Scan the data below. Pull out each line where "Other" occurs.

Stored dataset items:

--------------------

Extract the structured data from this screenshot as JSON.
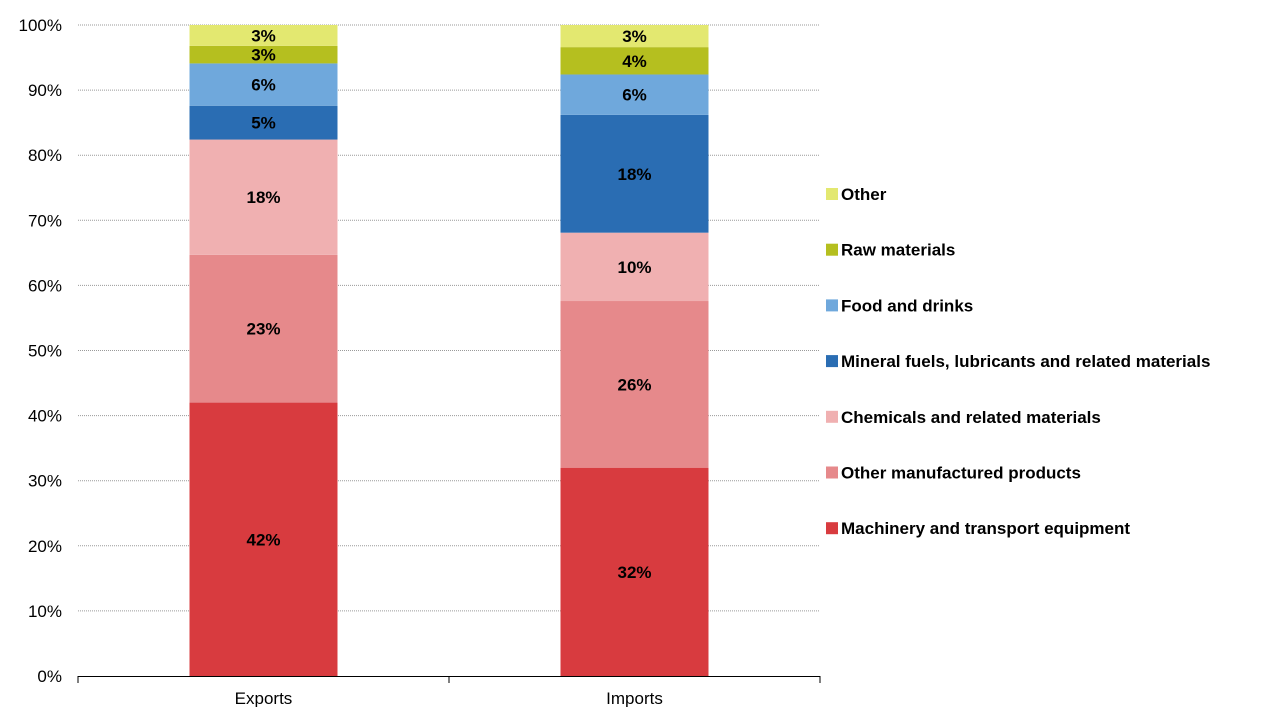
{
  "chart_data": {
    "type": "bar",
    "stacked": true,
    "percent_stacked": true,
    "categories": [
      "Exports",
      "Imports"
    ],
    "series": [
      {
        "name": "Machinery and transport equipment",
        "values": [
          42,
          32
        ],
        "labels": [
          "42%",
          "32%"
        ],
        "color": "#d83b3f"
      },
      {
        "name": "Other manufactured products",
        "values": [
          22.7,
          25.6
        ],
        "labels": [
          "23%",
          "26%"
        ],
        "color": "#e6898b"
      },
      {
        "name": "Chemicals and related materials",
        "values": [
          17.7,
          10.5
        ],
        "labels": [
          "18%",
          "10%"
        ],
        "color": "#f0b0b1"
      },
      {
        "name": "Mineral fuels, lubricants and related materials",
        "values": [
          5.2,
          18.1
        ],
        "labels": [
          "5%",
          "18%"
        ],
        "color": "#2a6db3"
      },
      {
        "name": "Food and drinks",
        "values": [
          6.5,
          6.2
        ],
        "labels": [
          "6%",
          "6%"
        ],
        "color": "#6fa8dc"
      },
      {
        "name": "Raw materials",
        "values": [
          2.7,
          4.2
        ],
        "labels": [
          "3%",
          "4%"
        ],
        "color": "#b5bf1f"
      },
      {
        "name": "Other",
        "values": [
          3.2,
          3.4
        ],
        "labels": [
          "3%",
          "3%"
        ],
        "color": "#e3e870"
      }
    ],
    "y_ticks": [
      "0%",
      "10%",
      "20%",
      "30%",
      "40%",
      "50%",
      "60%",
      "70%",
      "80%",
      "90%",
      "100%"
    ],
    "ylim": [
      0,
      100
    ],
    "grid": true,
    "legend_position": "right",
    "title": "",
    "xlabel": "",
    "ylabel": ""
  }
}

--------------------

- [Written solution]
        "name": "Other manufactured products",
        "name": "Other",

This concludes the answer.